## BEGIN

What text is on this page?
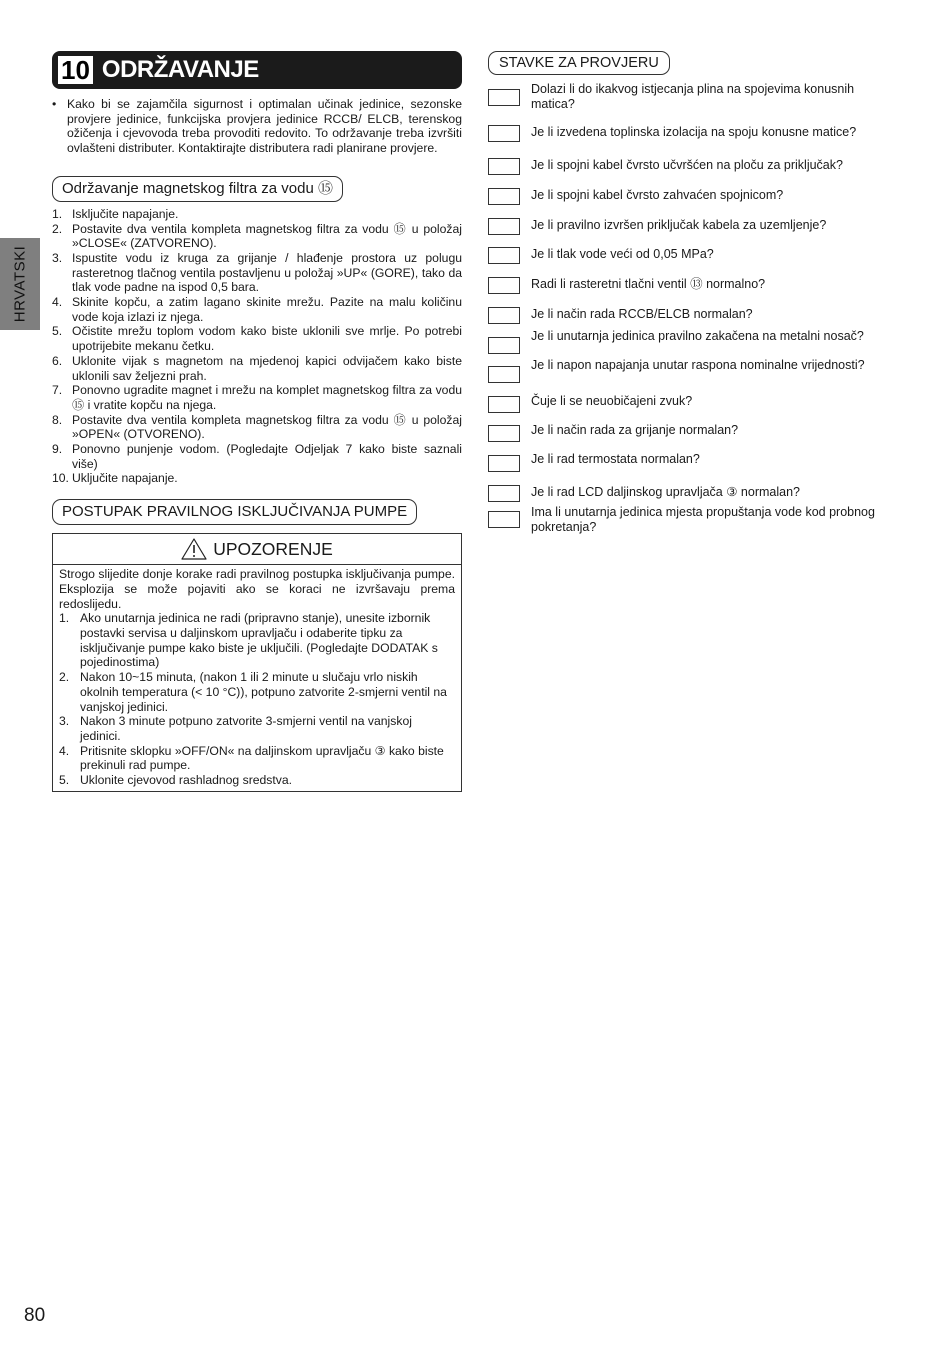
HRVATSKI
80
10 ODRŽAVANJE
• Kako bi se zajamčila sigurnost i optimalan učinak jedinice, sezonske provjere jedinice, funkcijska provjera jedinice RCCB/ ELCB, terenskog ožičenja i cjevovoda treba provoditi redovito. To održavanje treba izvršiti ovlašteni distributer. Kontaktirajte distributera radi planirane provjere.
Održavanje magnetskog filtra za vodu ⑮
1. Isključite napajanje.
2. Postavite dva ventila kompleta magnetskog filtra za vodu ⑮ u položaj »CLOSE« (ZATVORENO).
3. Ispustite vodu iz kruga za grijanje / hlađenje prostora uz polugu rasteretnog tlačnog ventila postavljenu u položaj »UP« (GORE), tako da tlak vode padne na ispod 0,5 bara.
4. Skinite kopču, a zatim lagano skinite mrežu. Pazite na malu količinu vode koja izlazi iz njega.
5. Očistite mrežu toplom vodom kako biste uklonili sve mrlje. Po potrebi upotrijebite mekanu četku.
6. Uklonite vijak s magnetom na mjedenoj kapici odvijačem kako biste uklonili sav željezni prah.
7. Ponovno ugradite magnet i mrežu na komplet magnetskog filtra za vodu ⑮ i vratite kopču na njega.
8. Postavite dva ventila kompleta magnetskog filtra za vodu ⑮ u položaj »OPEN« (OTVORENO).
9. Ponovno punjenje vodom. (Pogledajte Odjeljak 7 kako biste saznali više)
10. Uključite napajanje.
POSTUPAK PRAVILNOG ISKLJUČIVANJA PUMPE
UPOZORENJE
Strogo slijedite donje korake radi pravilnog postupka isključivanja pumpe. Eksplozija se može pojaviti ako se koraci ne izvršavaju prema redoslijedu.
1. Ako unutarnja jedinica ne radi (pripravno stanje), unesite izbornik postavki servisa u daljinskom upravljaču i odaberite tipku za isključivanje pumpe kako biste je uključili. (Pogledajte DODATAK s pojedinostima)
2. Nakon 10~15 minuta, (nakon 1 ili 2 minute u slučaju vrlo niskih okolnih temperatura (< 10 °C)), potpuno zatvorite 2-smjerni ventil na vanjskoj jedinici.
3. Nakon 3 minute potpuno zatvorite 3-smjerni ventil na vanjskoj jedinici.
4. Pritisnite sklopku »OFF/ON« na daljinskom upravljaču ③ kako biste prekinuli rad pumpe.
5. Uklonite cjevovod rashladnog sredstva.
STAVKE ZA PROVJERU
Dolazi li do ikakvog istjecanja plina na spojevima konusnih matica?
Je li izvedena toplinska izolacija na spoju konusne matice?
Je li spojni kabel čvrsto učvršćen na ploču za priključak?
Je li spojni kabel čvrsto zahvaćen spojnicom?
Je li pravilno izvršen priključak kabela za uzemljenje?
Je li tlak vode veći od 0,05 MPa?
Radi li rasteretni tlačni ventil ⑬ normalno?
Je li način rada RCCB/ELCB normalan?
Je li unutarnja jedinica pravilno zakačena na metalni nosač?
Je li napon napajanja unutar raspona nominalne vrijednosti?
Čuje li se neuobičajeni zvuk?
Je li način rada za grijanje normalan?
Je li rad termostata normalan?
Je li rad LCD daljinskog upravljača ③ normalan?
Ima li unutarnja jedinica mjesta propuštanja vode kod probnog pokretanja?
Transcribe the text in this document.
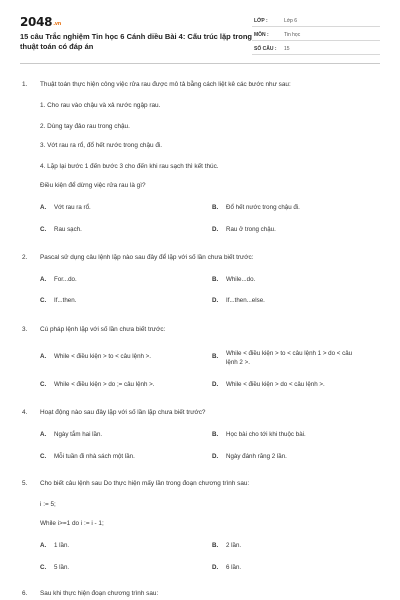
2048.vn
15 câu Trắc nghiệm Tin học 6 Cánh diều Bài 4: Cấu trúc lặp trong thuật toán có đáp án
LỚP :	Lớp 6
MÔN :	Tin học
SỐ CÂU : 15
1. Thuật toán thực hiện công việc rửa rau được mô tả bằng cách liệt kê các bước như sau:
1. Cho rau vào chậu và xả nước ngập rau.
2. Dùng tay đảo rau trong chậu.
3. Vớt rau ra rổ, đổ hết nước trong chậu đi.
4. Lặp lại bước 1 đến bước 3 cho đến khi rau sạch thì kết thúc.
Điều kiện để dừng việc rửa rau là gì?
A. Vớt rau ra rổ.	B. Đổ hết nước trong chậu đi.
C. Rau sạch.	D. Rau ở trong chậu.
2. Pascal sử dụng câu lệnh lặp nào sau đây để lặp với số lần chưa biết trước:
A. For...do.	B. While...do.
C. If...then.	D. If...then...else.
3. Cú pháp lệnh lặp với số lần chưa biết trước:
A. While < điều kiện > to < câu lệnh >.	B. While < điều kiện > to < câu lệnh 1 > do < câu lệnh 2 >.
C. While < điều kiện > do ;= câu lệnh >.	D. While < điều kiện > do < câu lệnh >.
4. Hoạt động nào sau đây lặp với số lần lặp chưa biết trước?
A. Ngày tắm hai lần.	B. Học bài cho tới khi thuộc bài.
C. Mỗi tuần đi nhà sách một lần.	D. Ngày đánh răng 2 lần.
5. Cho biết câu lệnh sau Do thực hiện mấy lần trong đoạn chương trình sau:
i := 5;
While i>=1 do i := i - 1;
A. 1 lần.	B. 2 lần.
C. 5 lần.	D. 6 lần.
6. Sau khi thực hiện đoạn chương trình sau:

## END

> _Work required_
Starting at the line that contains "Transcribe the text in this document.", extract each line through the last line of the material exactly as written, and include no pictures.

> _Worked answer_
Transcribe the text in this document.
2048.vn
15 câu Trắc nghiệm Tin học 6 Cánh diều Bài 4: Cấu trúc lặp trong thuật toán có đáp án
LỚP :	Lớp 6
MÔN :	Tin học
SỐ CÂU : 15
1. Thuật toán thực hiện công việc rửa rau được mô tả bằng cách liệt kê các bước như sau:
1. Cho rau vào chậu và xả nước ngập rau.
2. Dùng tay đảo rau trong chậu.
3. Vớt rau ra rổ, đổ hết nước trong chậu đi.
4. Lặp lại bước 1 đến bước 3 cho đến khi rau sạch thì kết thúc.
Điều kiện để dừng việc rửa rau là gì?
A. Vớt rau ra rổ.	B. Đổ hết nước trong chậu đi.
C. Rau sạch.	D. Rau ở trong chậu.
2. Pascal sử dụng câu lệnh lặp nào sau đây để lặp với số lần chưa biết trước:
A. For...do.	B. While...do.
C. If...then.	D. If...then...else.
3. Cú pháp lệnh lặp với số lần chưa biết trước:
A. While < điều kiện > to < câu lệnh >.	B. While < điều kiện > to < câu lệnh 1 > do < câu lệnh 2 >.
C. While < điều kiện > do ;= câu lệnh >.	D. While < điều kiện > do < câu lệnh >.
4. Hoạt động nào sau đây lặp với số lần lặp chưa biết trước?
A. Ngày tắm hai lần.	B. Học bài cho tới khi thuộc bài.
C. Mỗi tuần đi nhà sách một lần.	D. Ngày đánh răng 2 lần.
5. Cho biết câu lệnh sau Do thực hiện mấy lần trong đoạn chương trình sau:
i := 5;
While i>=1 do i := i - 1;
A. 1 lần.	B. 2 lần.
C. 5 lần.	D. 6 lần.
6. Sau khi thực hiện đoạn chương trình sau:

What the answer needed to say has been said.